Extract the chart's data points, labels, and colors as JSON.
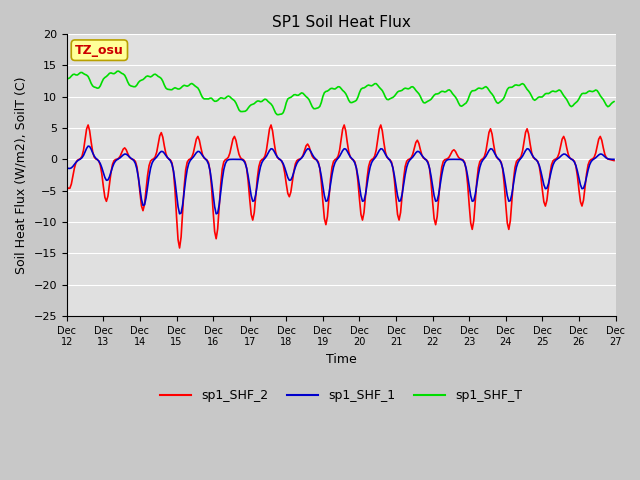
{
  "title": "SP1 Soil Heat Flux",
  "xlabel": "Time",
  "ylabel": "Soil Heat Flux (W/m2), SoilT (C)",
  "ylim": [
    -25,
    20
  ],
  "yticks": [
    -25,
    -20,
    -15,
    -10,
    -5,
    0,
    5,
    10,
    15,
    20
  ],
  "xtick_labels": [
    "Dec 12",
    "Dec 13",
    "Dec 14",
    "Dec 15",
    "Dec 16",
    "Dec 17",
    "Dec 18",
    "Dec 19",
    "Dec 20",
    "Dec 21",
    "Dec 22",
    "Dec 23",
    "Dec 24",
    "Dec 25",
    "Dec 26",
    "Dec 27"
  ],
  "xtick_positions": [
    0,
    24,
    48,
    72,
    96,
    120,
    144,
    168,
    192,
    216,
    240,
    264,
    288,
    312,
    336,
    360
  ],
  "color_shf2": "#ff0000",
  "color_shf1": "#0000cc",
  "color_shft": "#00dd00",
  "fig_facecolor": "#c8c8c8",
  "ax_facecolor": "#e0e0e0",
  "grid_color": "#ffffff",
  "annotation_text": "TZ_osu",
  "annotation_fg": "#cc0000",
  "annotation_bg": "#ffff99",
  "annotation_border": "#b8a000",
  "legend_labels": [
    "sp1_SHF_2",
    "sp1_SHF_1",
    "sp1_SHF_T"
  ],
  "title_fontsize": 11,
  "axis_label_fontsize": 9,
  "tick_fontsize": 8,
  "legend_fontsize": 9,
  "line_width": 1.2
}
=======
### STATED EXERCISE
Count every line in the entries above where the word "Heat" appears; respond with the number alone.

### WORKED ANSWER
2